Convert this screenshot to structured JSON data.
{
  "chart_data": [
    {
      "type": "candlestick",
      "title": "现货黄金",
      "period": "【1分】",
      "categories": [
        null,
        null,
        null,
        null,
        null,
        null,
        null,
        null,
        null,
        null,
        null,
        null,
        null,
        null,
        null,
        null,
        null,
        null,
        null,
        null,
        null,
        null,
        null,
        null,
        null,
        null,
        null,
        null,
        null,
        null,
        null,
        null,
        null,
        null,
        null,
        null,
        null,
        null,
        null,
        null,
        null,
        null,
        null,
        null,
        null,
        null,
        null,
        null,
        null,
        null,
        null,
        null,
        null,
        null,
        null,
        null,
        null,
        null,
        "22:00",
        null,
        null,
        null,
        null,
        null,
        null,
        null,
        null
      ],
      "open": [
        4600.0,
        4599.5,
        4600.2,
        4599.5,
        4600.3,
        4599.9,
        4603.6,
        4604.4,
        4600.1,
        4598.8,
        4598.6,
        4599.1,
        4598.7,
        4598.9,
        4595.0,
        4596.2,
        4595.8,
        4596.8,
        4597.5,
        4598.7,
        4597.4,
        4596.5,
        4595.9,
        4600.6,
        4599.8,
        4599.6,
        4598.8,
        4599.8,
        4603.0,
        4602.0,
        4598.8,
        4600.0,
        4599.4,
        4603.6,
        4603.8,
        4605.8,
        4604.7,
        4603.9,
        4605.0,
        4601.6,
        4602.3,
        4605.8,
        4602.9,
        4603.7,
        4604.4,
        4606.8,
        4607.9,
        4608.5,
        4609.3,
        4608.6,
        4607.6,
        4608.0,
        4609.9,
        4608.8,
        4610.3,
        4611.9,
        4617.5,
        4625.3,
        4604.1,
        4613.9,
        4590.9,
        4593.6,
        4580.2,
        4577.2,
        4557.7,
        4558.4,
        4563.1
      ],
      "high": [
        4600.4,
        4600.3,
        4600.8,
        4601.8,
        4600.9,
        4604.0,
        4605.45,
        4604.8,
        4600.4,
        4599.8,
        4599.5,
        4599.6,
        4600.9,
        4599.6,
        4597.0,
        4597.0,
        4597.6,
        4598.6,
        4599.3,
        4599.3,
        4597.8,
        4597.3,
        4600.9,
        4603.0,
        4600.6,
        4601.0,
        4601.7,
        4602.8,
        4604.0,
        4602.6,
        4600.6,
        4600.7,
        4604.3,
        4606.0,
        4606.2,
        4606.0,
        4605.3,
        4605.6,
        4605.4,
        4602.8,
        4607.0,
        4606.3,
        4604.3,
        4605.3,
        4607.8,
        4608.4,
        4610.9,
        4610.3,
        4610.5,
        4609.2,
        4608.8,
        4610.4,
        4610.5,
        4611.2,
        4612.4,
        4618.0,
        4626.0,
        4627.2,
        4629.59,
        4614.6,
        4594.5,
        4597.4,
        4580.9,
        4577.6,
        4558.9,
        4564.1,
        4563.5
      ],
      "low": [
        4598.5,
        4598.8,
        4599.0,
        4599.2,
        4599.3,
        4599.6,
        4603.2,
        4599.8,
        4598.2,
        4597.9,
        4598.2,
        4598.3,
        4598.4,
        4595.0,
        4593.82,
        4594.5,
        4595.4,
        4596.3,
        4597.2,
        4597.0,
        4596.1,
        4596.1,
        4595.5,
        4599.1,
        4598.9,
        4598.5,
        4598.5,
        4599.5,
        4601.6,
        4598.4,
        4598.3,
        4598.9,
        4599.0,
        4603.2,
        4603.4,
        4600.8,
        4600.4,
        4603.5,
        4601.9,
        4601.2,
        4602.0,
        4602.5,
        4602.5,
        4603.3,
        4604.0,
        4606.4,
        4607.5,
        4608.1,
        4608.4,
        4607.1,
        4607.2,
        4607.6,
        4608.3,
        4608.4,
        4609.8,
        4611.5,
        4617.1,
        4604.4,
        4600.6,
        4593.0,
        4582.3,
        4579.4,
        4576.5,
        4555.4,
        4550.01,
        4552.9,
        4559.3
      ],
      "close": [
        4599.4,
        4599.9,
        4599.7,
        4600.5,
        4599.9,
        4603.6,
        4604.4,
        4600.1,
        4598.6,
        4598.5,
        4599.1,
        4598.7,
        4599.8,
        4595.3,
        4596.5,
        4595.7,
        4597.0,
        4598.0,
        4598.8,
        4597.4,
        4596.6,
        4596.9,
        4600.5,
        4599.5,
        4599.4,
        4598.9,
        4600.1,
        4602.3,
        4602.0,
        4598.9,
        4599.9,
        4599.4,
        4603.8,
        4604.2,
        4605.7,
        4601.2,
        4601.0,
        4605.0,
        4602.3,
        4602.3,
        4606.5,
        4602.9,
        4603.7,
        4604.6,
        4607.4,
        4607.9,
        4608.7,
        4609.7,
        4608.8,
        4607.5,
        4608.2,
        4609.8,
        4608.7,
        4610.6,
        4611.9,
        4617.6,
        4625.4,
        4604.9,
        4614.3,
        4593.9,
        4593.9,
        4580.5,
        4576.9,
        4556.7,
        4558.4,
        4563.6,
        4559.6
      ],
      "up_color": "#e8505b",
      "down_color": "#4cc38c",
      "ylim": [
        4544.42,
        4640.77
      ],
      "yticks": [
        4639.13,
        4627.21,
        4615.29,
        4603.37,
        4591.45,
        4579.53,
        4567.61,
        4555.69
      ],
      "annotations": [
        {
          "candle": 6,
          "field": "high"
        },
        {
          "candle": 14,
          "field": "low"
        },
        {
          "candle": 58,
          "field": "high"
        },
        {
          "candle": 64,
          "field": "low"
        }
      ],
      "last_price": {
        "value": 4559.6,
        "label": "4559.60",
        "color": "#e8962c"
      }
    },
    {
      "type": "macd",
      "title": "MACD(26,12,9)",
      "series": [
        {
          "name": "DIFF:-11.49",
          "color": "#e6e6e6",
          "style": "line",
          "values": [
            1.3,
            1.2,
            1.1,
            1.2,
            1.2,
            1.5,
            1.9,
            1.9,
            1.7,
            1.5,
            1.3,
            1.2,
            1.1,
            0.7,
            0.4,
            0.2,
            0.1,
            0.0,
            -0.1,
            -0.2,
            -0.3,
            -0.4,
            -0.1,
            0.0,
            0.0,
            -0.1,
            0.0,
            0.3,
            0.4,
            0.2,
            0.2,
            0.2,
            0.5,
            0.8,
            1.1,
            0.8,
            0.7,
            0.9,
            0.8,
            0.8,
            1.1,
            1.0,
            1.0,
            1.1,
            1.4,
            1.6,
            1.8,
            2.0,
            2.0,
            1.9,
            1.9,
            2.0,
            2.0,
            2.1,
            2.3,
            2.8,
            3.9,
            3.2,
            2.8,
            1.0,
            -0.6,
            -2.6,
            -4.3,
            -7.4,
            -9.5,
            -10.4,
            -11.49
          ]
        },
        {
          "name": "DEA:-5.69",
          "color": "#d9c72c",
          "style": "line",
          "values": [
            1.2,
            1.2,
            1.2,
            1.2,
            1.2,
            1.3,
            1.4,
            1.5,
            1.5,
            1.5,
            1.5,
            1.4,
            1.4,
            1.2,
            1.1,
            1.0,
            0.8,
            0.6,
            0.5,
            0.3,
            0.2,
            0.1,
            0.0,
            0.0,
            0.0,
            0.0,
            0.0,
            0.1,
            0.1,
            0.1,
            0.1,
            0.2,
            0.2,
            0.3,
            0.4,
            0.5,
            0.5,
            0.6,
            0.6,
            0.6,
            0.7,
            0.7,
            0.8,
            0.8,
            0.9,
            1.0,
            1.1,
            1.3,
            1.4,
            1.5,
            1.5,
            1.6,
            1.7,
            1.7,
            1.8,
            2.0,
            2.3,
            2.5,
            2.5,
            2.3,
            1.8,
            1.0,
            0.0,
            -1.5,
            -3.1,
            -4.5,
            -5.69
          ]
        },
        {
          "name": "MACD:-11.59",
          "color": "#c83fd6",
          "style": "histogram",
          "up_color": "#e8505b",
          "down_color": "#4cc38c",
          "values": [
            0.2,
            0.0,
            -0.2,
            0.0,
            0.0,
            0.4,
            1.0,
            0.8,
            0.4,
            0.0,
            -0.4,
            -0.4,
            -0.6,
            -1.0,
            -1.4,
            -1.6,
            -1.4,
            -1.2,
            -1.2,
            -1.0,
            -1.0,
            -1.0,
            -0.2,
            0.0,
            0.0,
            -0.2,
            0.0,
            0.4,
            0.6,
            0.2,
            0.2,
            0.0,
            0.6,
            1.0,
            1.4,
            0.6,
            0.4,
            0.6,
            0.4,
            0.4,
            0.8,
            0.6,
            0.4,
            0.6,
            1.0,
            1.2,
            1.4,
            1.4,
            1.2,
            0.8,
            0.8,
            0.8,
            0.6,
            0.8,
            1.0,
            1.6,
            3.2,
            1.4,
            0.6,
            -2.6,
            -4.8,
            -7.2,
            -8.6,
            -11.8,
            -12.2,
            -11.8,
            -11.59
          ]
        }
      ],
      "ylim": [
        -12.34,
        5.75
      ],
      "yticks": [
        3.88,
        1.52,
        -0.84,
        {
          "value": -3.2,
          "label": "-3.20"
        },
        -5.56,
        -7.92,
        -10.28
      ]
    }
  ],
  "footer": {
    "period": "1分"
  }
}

━━━━━━

● **Prompt**
Read the data above and pull out each line that holds the string "name".

● **Finished exercise**
          "name": "DIFF:-11.49",
          "name": "DEA:-5.69",
          "name": "MACD:-11.59",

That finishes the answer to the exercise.